>>>>
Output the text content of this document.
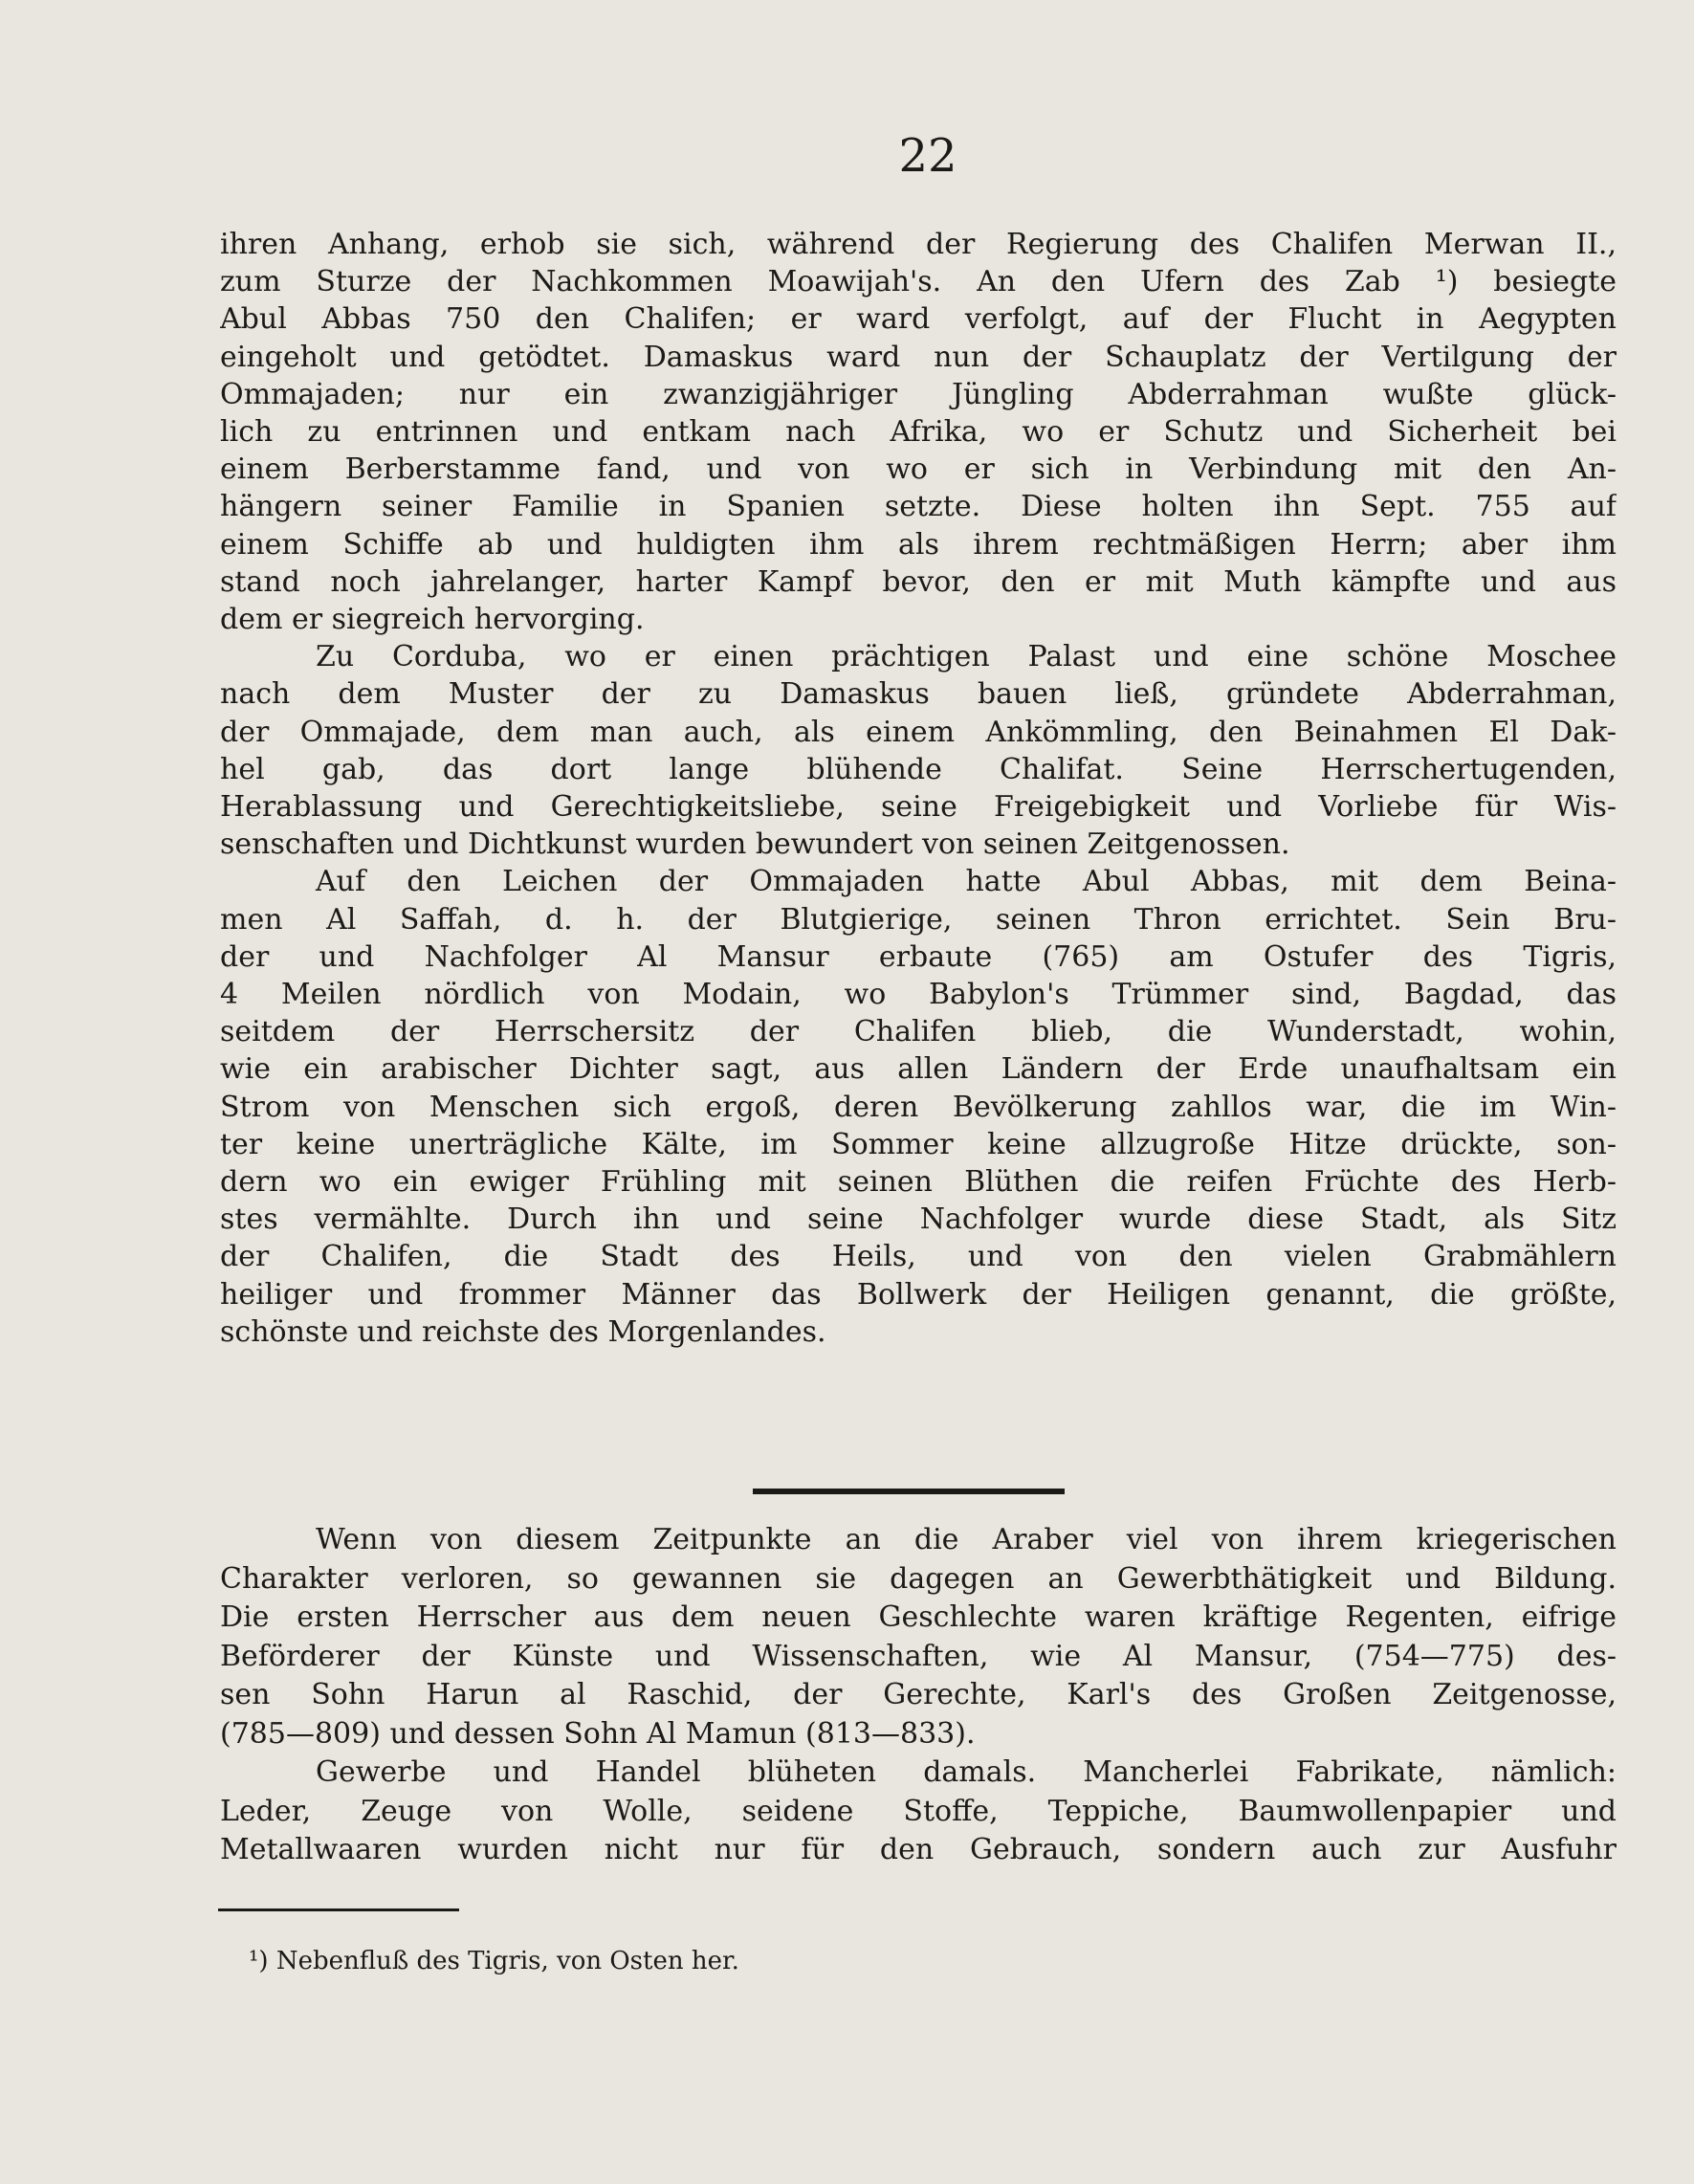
22
ihren Anhang, erhob sie sich, während der Regierung des Chalifen Merwan II.,
zum Sturze der Nachkommen Moawijah's. An den Ufern des Zab ¹) besiegte
Abul Abbas 750 den Chalifen; er ward verfolgt, auf der Flucht in Aegypten
eingeholt und getödtet. Damaskus ward nun der Schauplatz der Vertilgung der
Ommajaden; nur ein zwanzigjähriger Jüngling Abderrahman wußte glück-
lich zu entrinnen und entkam nach Afrika, wo er Schutz und Sicherheit bei
einem Berberstamme fand, und von wo er sich in Verbindung mit den An-
hängern seiner Familie in Spanien setzte. Diese holten ihn Sept. 755 auf
einem Schiffe ab und huldigten ihm als ihrem rechtmäßigen Herrn; aber ihm
stand noch jahrelanger, harter Kampf bevor, den er mit Muth kämpfte und aus
dem er siegreich hervorging.
Zu Corduba, wo er einen prächtigen Palast und eine schöne Moschee
nach dem Muster der zu Damaskus bauen ließ, gründete Abderrahman,
der Ommajade, dem man auch, als einem Ankömmling, den Beinahmen El Dak-
hel gab, das dort lange blühende Chalifat. Seine Herrschertugenden,
Herablassung und Gerechtigkeitsliebe, seine Freigebigkeit und Vorliebe für Wis-
senschaften und Dichtkunst wurden bewundert von seinen Zeitgenossen.
Auf den Leichen der Ommajaden hatte Abul Abbas, mit dem Beina-
men Al Saffah, d. h. der Blutgierige, seinen Thron errichtet. Sein Bru-
der und Nachfolger Al Mansur erbaute (765) am Ostufer des Tigris,
4 Meilen nördlich von Modain, wo Babylon's Trümmer sind, Bagdad, das
seitdem der Herrschersitz der Chalifen blieb, die Wunderstadt, wohin,
wie ein arabischer Dichter sagt, aus allen Ländern der Erde unaufhaltsam ein
Strom von Menschen sich ergoß, deren Bevölkerung zahllos war, die im Win-
ter keine unerträgliche Kälte, im Sommer keine allzugroße Hitze drückte, son-
dern wo ein ewiger Frühling mit seinen Blüthen die reifen Früchte des Herb-
stes vermählte. Durch ihn und seine Nachfolger wurde diese Stadt, als Sitz
der Chalifen, die Stadt des Heils, und von den vielen Grabmählern
heiliger und frommer Männer das Bollwerk der Heiligen genannt, die größte,
schönste und reichste des Morgenlandes.
Wenn von diesem Zeitpunkte an die Araber viel von ihrem kriegerischen
Charakter verloren, so gewannen sie dagegen an Gewerbthätigkeit und Bildung.
Die ersten Herrscher aus dem neuen Geschlechte waren kräftige Regenten, eifrige
Beförderer der Künste und Wissenschaften, wie Al Mansur, (754—775) des-
sen Sohn Harun al Raschid, der Gerechte, Karl's des Großen Zeitgenosse,
(785—809) und dessen Sohn Al Mamun (813—833).
Gewerbe und Handel blüheten damals. Mancherlei Fabrikate, nämlich:
Leder, Zeuge von Wolle, seidene Stoffe, Teppiche, Baumwollenpapier und
Metallwaaren wurden nicht nur für den Gebrauch, sondern auch zur Ausfuhr
¹) Nebenfluß des Tigris, von Osten her.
<<<<
→ WHAT TO DO:
Of the lines in the records, how many contain the word "wurden"? Answer with the number and nothing else.

→ RESPONSE TO THE TASK:
2